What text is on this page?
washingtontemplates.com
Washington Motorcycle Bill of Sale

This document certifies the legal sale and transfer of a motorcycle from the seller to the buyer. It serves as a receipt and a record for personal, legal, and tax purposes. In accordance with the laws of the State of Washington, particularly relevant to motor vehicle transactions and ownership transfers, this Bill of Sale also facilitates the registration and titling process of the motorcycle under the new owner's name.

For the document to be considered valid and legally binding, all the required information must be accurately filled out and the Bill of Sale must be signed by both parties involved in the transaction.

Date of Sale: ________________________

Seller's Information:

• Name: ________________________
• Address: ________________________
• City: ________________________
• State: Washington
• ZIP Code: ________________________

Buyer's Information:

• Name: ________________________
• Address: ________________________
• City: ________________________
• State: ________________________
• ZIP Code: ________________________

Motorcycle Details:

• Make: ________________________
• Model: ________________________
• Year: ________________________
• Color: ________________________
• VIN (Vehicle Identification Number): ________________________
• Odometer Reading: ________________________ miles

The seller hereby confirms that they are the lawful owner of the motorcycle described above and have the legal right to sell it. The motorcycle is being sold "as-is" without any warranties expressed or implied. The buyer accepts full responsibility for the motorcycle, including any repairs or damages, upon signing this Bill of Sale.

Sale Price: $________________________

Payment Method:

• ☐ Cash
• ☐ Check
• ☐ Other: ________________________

▶ [Your instructions]: Extract all the entries word for word.

▶ [Full response]:
What text is on this page?
washingtontemplates.com
Washington Motorcycle Bill of Sale

This document certifies the legal sale and transfer of a motorcycle from the seller to the buyer. It serves as a receipt and a record for personal, legal, and tax purposes. In accordance with the laws of the State of Washington, particularly relevant to motor vehicle transactions and ownership transfers, this Bill of Sale also facilitates the registration and titling process of the motorcycle under the new owner's name.

For the document to be considered valid and legally binding, all the required information must be accurately filled out and the Bill of Sale must be signed by both parties involved in the transaction.

Date of Sale: ________________________

Seller's Information:

• Name: ________________________
• Address: ________________________
• City: ________________________
• State: Washington
• ZIP Code: ________________________

Buyer's Information:

• Name: ________________________
• Address: ________________________
• City: ________________________
• State: ________________________
• ZIP Code: ________________________

Motorcycle Details:

• Make: ________________________
• Model: ________________________
• Year: ________________________
• Color: ________________________
• VIN (Vehicle Identification Number): ________________________
• Odometer Reading: ________________________ miles

The seller hereby confirms that they are the lawful owner of the motorcycle described above and have the legal right to sell it. The motorcycle is being sold "as-is" without any warranties expressed or implied. The buyer accepts full responsibility for the motorcycle, including any repairs or damages, upon signing this Bill of Sale.

Sale Price: $________________________

Payment Method:

• ☐ Cash
• ☐ Check
• ☐ Other: ________________________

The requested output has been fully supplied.